#### Stored data
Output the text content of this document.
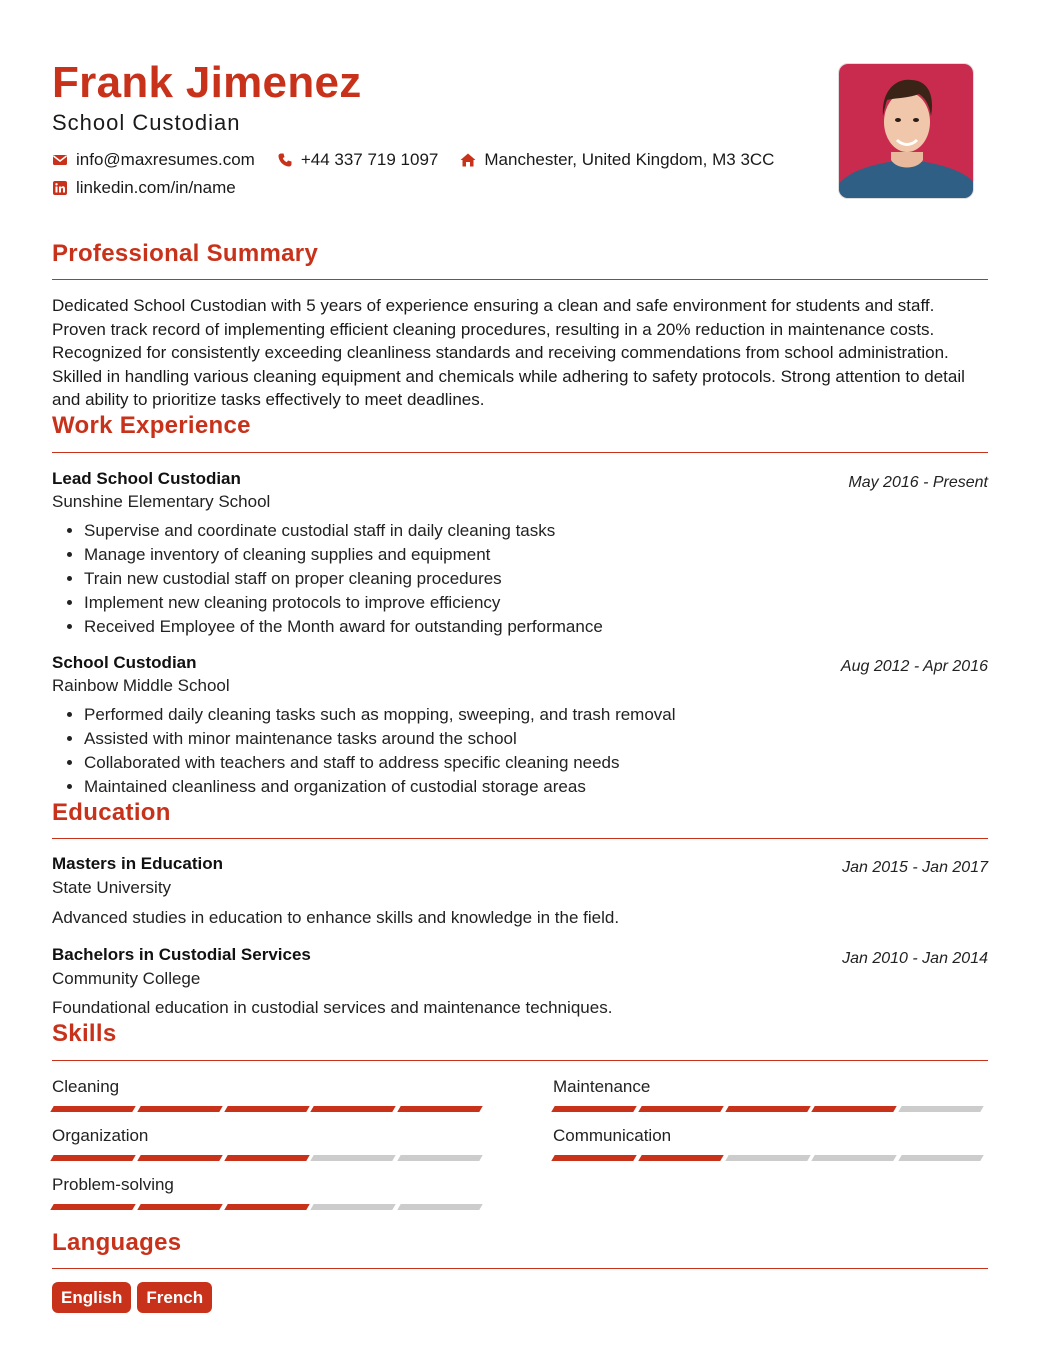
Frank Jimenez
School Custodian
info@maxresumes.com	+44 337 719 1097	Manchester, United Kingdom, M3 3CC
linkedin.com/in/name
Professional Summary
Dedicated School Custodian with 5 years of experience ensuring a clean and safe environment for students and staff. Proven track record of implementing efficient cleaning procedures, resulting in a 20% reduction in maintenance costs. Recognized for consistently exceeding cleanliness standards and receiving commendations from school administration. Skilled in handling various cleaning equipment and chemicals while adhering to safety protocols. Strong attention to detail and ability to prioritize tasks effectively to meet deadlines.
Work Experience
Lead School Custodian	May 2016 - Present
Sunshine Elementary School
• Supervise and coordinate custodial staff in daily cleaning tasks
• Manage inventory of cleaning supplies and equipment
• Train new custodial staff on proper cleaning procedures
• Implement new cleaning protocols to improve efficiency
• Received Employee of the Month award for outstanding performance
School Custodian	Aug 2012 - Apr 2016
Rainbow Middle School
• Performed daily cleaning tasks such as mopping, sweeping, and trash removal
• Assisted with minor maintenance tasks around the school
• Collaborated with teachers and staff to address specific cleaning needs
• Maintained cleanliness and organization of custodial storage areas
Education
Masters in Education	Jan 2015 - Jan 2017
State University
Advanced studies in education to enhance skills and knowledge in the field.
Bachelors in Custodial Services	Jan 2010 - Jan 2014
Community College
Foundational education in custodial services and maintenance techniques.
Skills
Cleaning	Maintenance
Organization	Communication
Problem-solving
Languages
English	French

==

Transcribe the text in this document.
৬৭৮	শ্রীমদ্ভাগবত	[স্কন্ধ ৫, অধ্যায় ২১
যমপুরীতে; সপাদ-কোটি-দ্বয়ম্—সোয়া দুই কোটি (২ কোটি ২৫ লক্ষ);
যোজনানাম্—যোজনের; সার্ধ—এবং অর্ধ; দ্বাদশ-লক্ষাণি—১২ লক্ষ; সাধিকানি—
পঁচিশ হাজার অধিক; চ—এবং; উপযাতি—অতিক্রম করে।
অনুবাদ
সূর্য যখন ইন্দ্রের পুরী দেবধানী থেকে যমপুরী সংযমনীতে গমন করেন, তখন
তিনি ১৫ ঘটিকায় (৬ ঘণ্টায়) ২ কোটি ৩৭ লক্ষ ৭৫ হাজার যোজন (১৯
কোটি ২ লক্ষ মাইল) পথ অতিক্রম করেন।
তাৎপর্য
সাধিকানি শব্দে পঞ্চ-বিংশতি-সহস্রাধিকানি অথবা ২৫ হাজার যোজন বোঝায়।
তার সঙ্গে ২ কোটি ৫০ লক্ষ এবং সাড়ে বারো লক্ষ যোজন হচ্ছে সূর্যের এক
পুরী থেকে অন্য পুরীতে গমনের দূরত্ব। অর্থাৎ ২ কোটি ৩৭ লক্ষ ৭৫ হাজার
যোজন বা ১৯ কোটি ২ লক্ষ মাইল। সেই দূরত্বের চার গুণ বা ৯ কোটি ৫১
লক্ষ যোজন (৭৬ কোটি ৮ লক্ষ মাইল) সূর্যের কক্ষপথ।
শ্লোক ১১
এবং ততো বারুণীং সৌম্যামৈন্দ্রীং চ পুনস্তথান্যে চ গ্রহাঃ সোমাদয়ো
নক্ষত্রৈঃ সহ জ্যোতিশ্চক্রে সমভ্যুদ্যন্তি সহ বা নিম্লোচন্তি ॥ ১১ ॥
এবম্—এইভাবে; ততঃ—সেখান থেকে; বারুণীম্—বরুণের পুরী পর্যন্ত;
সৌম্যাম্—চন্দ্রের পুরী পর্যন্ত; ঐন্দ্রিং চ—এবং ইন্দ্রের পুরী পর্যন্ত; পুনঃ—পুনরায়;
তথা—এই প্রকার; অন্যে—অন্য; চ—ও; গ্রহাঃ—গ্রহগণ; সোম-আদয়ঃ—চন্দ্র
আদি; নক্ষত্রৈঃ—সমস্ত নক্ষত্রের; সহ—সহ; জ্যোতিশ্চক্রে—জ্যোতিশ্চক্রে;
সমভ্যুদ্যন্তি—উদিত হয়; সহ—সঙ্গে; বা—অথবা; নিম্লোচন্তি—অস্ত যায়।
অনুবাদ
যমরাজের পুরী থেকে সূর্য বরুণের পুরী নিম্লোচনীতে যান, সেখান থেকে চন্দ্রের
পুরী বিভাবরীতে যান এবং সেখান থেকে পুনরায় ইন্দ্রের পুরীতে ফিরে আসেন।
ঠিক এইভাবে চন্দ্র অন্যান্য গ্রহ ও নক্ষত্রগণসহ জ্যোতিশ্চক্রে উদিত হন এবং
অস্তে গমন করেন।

#### Problem
Pull out all lines containing the word "staff" from the entries above.

#### Output for this exercise
Dedicated School Custodian with 5 years of experience ensuring a clean and safe environment for students and staff. Proven track record of implementing efficient cleaning procedures, resulting in a 20% reduction in maintenance costs. Recognized for consistently exceeding cleanliness standards and receiving commendations from school administration. Skilled in handling various cleaning equipment and chemicals while adhering to safety protocols. Strong attention to detail and ability to prioritize tasks effectively to meet deadlines.
• Supervise and coordinate custodial staff in daily cleaning tasks
• Train new custodial staff on proper cleaning procedures
• Collaborated with teachers and staff to address specific cleaning needs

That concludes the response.